» **INSTRUCTIONS FOR THE TASK**
Only the number is wanted: how many lines hold the word "صوتی"?

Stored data
# # # # #

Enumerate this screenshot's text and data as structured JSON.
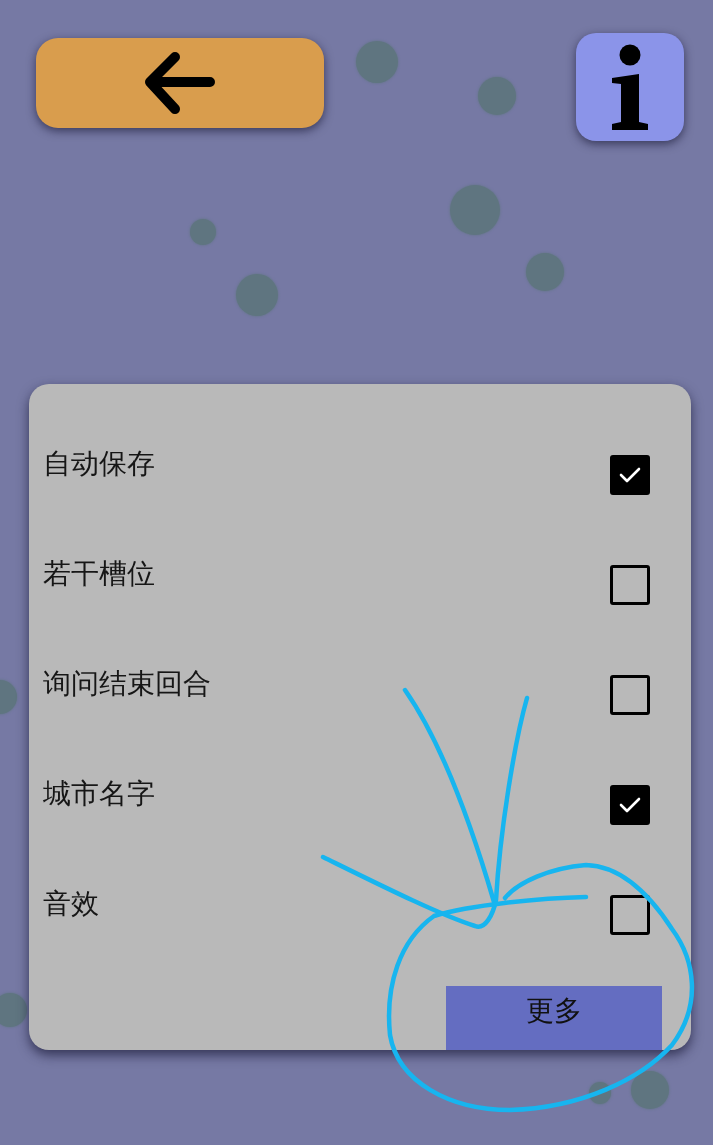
{
  "settings_panel": {
    "options": [
      {
        "label": "自动保存",
        "checked": true
      },
      {
        "label": "若干槽位",
        "checked": false
      },
      {
        "label": "询问结束回合",
        "checked": false
      },
      {
        "label": "城市名字",
        "checked": true
      },
      {
        "label": "音效",
        "checked": false
      }
    ],
    "more_button": {
      "label": "更多"
    }
  }
}
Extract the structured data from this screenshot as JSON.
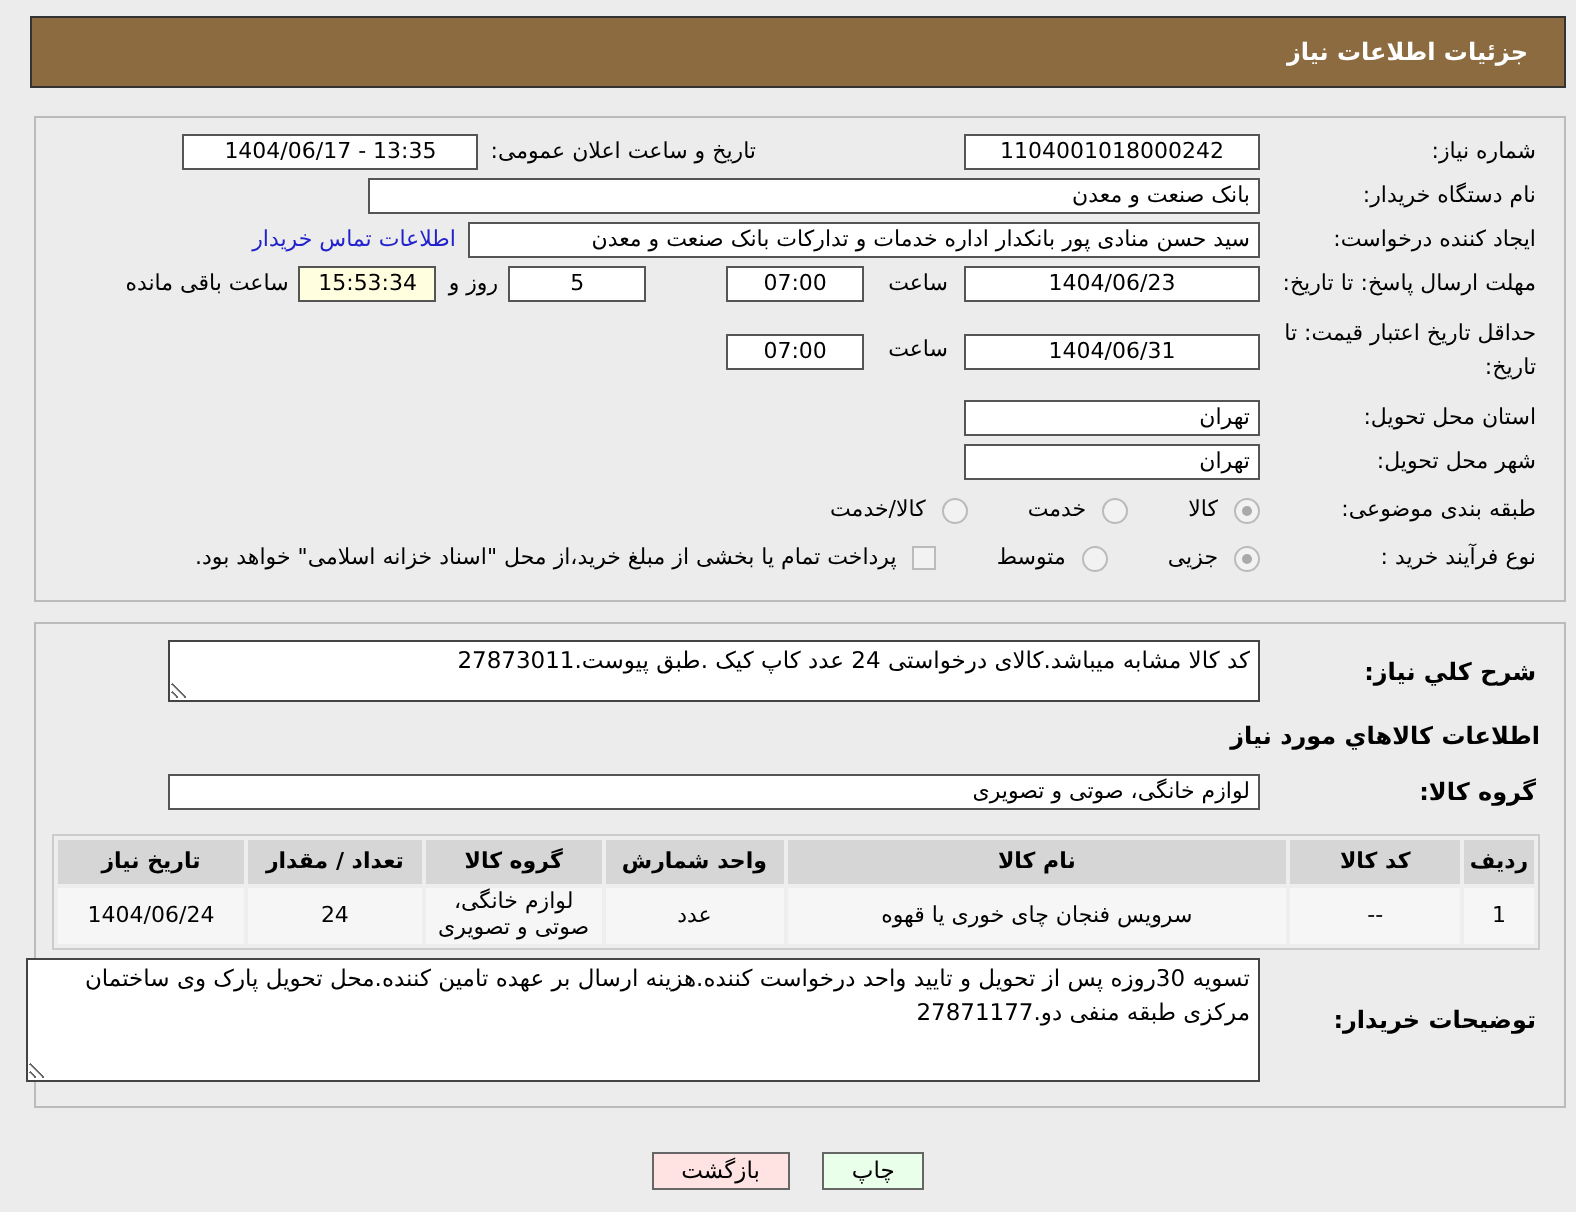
{
  "header": {
    "title": "جزئیات اطلاعات نیاز"
  },
  "details": {
    "need_number": {
      "label": "شماره نیاز:",
      "value": "1104001018000242"
    },
    "announce": {
      "label": "تاریخ و ساعت اعلان عمومی:",
      "value": "1404/06/17 - 13:35"
    },
    "buyer_org": {
      "label": "نام دستگاه خریدار:",
      "value": "بانک صنعت و معدن"
    },
    "requester": {
      "label": "ایجاد کننده درخواست:",
      "value": "سید حسن منادی پور بانکدار اداره خدمات و تدارکات بانک صنعت و معدن",
      "link": "اطلاعات تماس خریدار"
    },
    "deadline": {
      "label": "مهلت ارسال پاسخ: تا تاریخ:",
      "date": "1404/06/23",
      "time_label": "ساعت",
      "time": "07:00",
      "days": "5",
      "days_label": "روز و",
      "remaining": "15:53:34",
      "remaining_label": "ساعت باقی مانده"
    },
    "validity": {
      "label": "حداقل تاریخ اعتبار قیمت: تا تاریخ:",
      "date": "1404/06/31",
      "time_label": "ساعت",
      "time": "07:00"
    },
    "province": {
      "label": "استان محل تحویل:",
      "value": "تهران"
    },
    "city": {
      "label": "شهر محل تحویل:",
      "value": "تهران"
    },
    "category": {
      "label": "طبقه بندی موضوعی:",
      "options": [
        {
          "label": "کالا",
          "selected": true
        },
        {
          "label": "خدمت",
          "selected": false
        },
        {
          "label": "کالا/خدمت",
          "selected": false
        }
      ]
    },
    "process": {
      "label": "نوع فرآیند خرید :",
      "options": [
        {
          "label": "جزیی",
          "selected": true
        },
        {
          "label": "متوسط",
          "selected": false
        }
      ],
      "treasury": {
        "checked": false,
        "text": "پرداخت تمام یا بخشی از مبلغ خرید،از محل \"اسناد خزانه اسلامی\" خواهد بود."
      }
    }
  },
  "needs": {
    "description": {
      "label": "شرح کلي نياز:",
      "value": "کد کالا مشابه میباشد.کالای درخواستی 24 عدد کاپ کیک .طبق پیوست.27873011"
    },
    "section_title": "اطلاعات کالاهاي مورد نياز",
    "goods_group": {
      "label": "گروه کالا:",
      "value": "لوازم خانگی، صوتی و تصویری"
    },
    "table": {
      "columns": [
        "ردیف",
        "کد کالا",
        "نام کالا",
        "واحد شمارش",
        "گروه کالا",
        "تعداد / مقدار",
        "تاریخ نیاز"
      ],
      "rows": [
        [
          "1",
          "--",
          "سرویس فنجان چای خوری یا قهوه",
          "عدد",
          "لوازم خانگی، صوتی و تصویری",
          "24",
          "1404/06/24"
        ]
      ]
    },
    "buyer_notes": {
      "label": "توضیحات خریدار:",
      "value": "تسویه 30روزه پس از تحویل و تایید واحد درخواست کننده.هزینه ارسال بر عهده تامین کننده.محل تحویل پارک وی ساختمان مرکزی طبقه منفی دو.27871177"
    }
  },
  "buttons": [
    {
      "kind": "print",
      "label": "چاپ"
    },
    {
      "kind": "back",
      "label": "بازگشت"
    }
  ]
}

# # # # #

» **FINISHED EXERCISE**
2